## [Set task]
Count the lines below that contain the word "статьи", and report only that number.

* start Material provided *

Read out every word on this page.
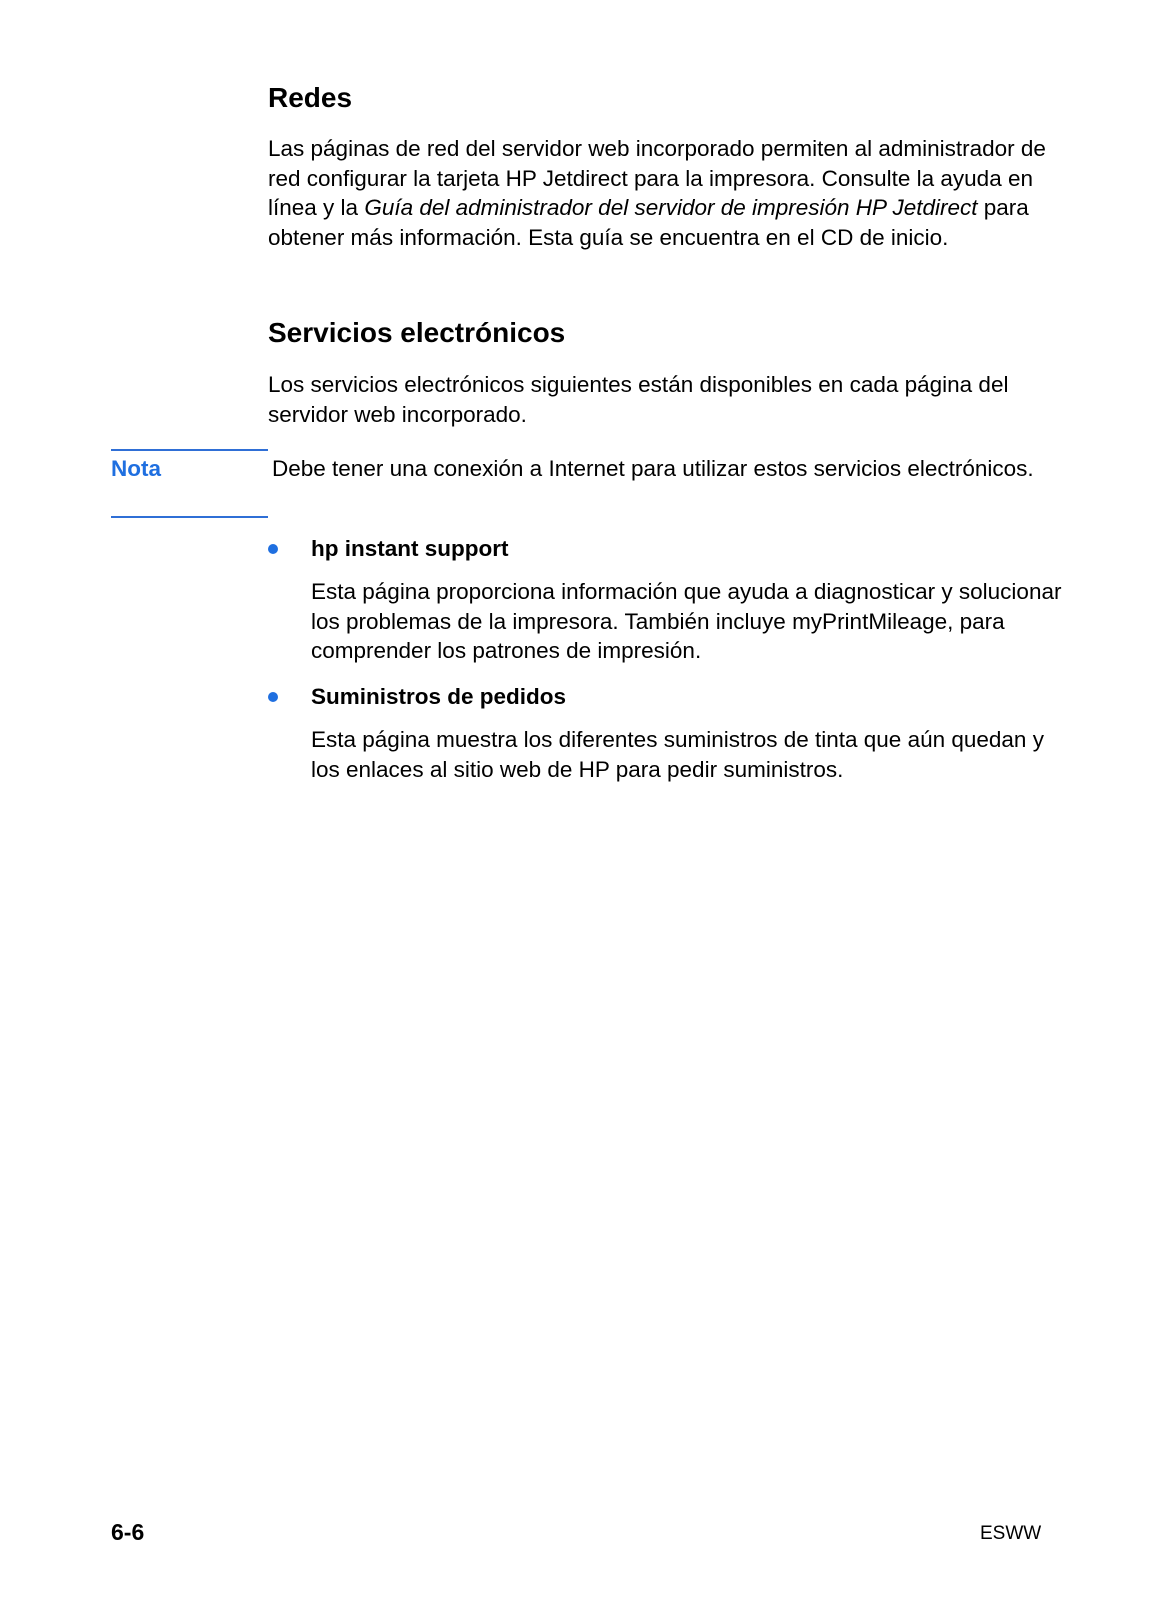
Redes

Las páginas de red del servidor web incorporado permiten al administrador de red configurar la tarjeta HP Jetdirect para la impresora. Consulte la ayuda en línea y la Guía del administrador del servidor de impresión HP Jetdirect para obtener más información. Esta guía se encuentra en el CD de inicio.

Servicios electrónicos

Los servicios electrónicos siguientes están disponibles en cada página del servidor web incorporado.

Nota	Debe tener una conexión a Internet para utilizar estos servicios electrónicos.

hp instant support

Esta página proporciona información que ayuda a diagnosticar y solucionar los problemas de la impresora. También incluye myPrintMileage, para comprender los patrones de impresión.

Suministros de pedidos

Esta página muestra los diferentes suministros de tinta que aún quedan y los enlaces al sitio web de HP para pedir suministros.

6-6	ESWW
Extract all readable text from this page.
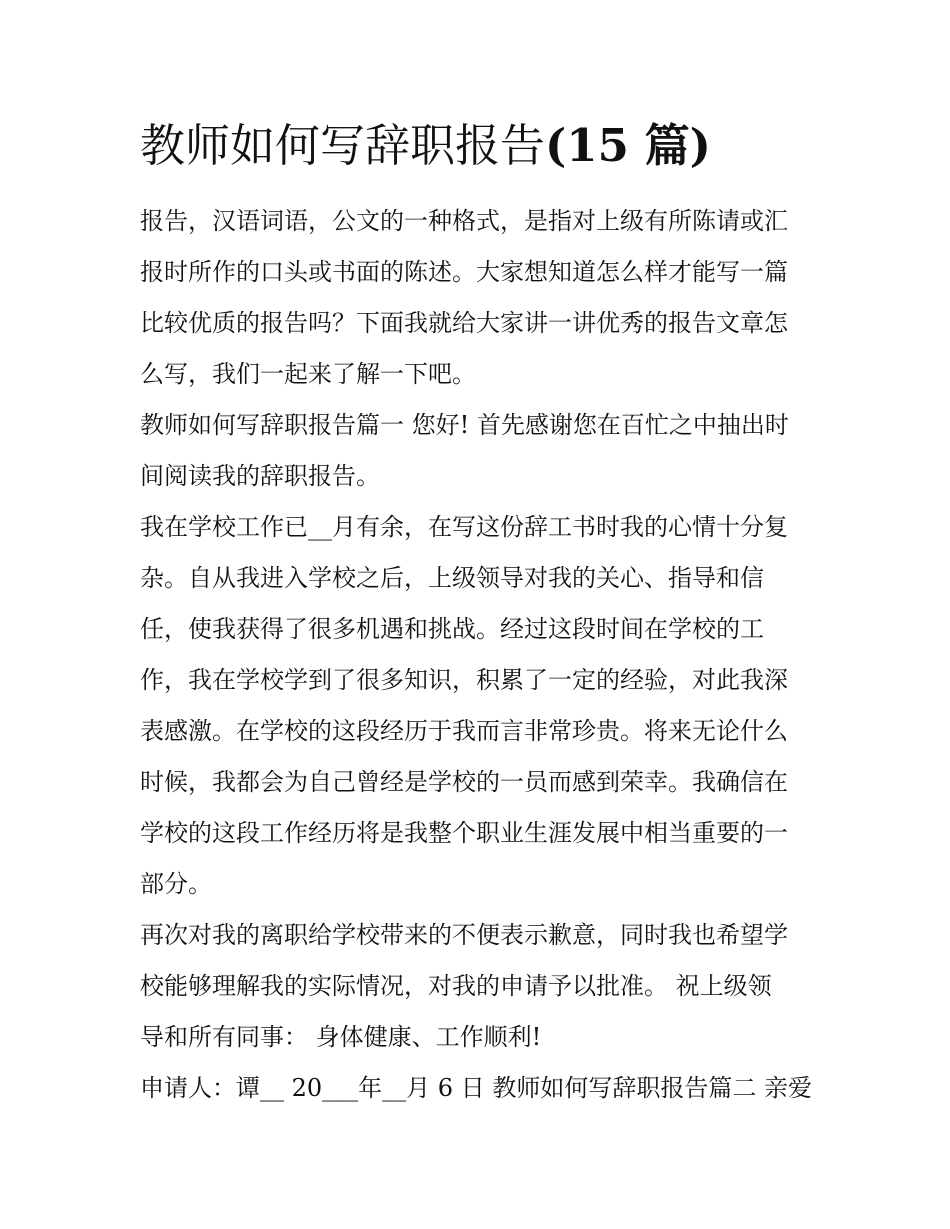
教师如何写辞职报告(15 篇)

报告，汉语词语，公文的一种格式，是指对上级有所陈请或汇
报时所作的口头或书面的陈述。大家想知道怎么样才能写一篇
比较优质的报告吗？下面我就给大家讲一讲优秀的报告文章怎
么写，我们一起来了解一下吧。

教师如何写辞职报告篇一 您好! 首先感谢您在百忙之中抽出时
间阅读我的辞职报告。

我在学校工作已__月有余，在写这份辞工书时我的心情十分复
杂。自从我进入学校之后，上级领导对我的关心、指导和信
任，使我获得了很多机遇和挑战。经过这段时间在学校的工
作，我在学校学到了很多知识，积累了一定的经验，对此我深
表感激。在学校的这段经历于我而言非常珍贵。将来无论什么
时候，我都会为自己曾经是学校的一员而感到荣幸。我确信在
学校的这段工作经历将是我整个职业生涯发展中相当重要的一
部分。

再次对我的离职给学校带来的不便表示歉意，同时我也希望学
校能够理解我的实际情况，对我的申请予以批准。 祝上级领
导和所有同事： 身体健康、工作顺利!

申请人：谭__ 20___年__月 6 日 教师如何写辞职报告篇二 亲爱
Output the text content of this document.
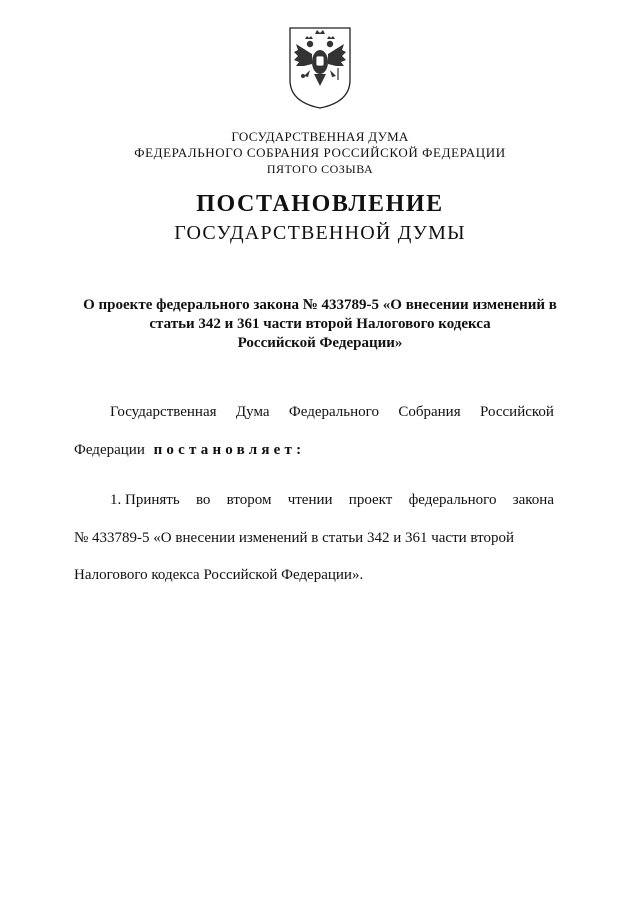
ГОСУДАРСТВЕННАЯ ДУМА
ФЕДЕРАЛЬНОГО СОБРАНИЯ РОССИЙСКОЙ ФЕДЕРАЦИИ
ПЯТОГО СОЗЫВА
ПОСТАНОВЛЕНИЕ
ГОСУДАРСТВЕННОЙ ДУМЫ
О проекте федерального закона № 433789-5 «О внесении изменений в
статьи 342 и 361 части второй Налогового кодекса
Российской Федерации»
Государственная Дума Федерального Собрания Российской
Федерации постановляет:
1. Принять во втором чтении проект федерального закона
№ 433789-5 «О внесении изменений в статьи 342 и 361 части второй
Налогового кодекса Российской Федерации».
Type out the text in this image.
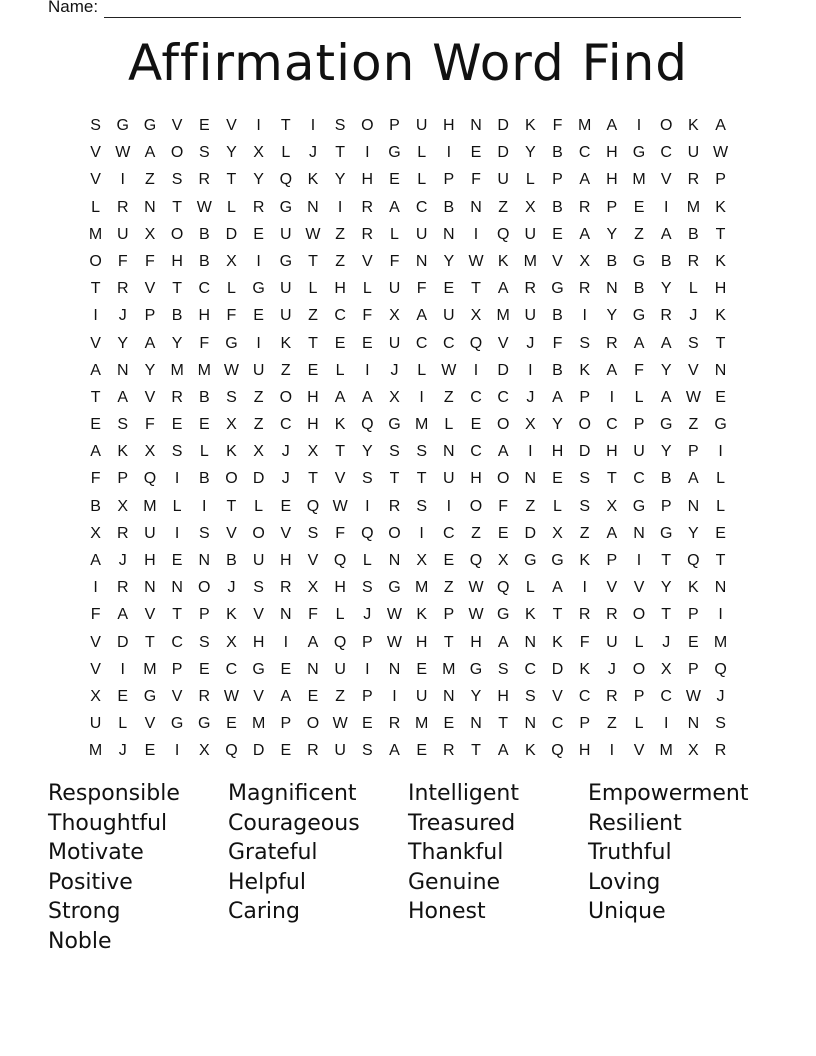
Name:
Affirmation Word Find
S G G V	E	V	I	T	I	S O P	U H N D	K	F M A	I	O K	A
V W A O S	Y	X	L	J	T	I	G	L	I	E	D	Y	B	C H G C U W
V	I	Z	S	R	T	Y Q K	Y	H	E	L	P	F	U	L	P	A	H M V	R	P
L	R N	T W L	R G N	I	R	A	C	B	N	Z	X	B	R	P	E	I	M K
M U	X O B	D	E	U W Z	R	L	U N	I	Q U	E	A	Y	Z	A	B	T
O	F	F	H	B	X	I	G	T	Z	V	F	N	Y W K M V	X	B G B	R	K
T	R	V	T	C	L	G U	L	H	L	U	F	E	T	A	R G R N	B	Y	L	H
I	J	P	B	H	F	E	U	Z	C	F	X	A	U	X M U	B	I	Y G R	J	K
V	Y	A	Y	F	G	I	K	T	E	E	U C C Q V	J	F	S	R	A	A	S	T
A	N	Y M M W U	Z	E	L	I	J	L W	I	D	I	B	K	A	F	Y	V	N
T	A	V	R	B	S	Z	O H	A	A	X	I	Z	C C	J	A	P	I	L	A W E
E	S	F	E	E	X	Z	C H	K Q G M	L	E O X	Y O C	P G	Z	G
A	K	X	S	L	K	X	J	X	T	Y	S	S	N C	A	I	H D H U	Y	P	I
F	P Q	I	B O D	J	T	V	S	T	T	U H O N	E	S	T	C	B	A	L
B	X M	L	I	T	L	E Q W	I	R	S	I	O	F	Z	L	S	X G P	N	L
X	R U	I	S	V O V	S	F	Q O	I	C	Z	E	D	X	Z	A	N G Y	E
A	J	H	E	N	B	U H	V Q	L	N	X	E Q X G G K	P	I	T	Q	T
I	R N N O	J	S	R	X	H	S G M Z W Q	L	A	I	V	V	Y	K	N
F	A	V	T	P	K	V	N	F	L	J W K	P W G K	T	R R O	T	P	I
V	D	T	C	S	X	H	I	A Q P W H	T	H	A	N	K	F	U	L	J	E M
V	I	M P	E	C G E	N U	I	N	E M G S	C D	K	J	O X	P Q
X	E G V	R W V	A	E	Z	P	I	U N	Y	H	S	V	C R	P	C W J
U	L	V G G E M P O W E	R M E	N	T	N C	P	Z	L	I	N	S
M	J	E	I	X Q D	E	R U	S	A	E	R	T	A	K Q H	I	V M X	R
Responsible	Magnificent	Intelligent	Empowerment
Thoughtful	Courageous	Treasured	Resilient
Motivate	Grateful	Thankful	Truthful
Positive	Helpful	Genuine	Loving
Strong	Caring	Honest	Unique
Noble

* end Material provided *

## [Solved exercise]
2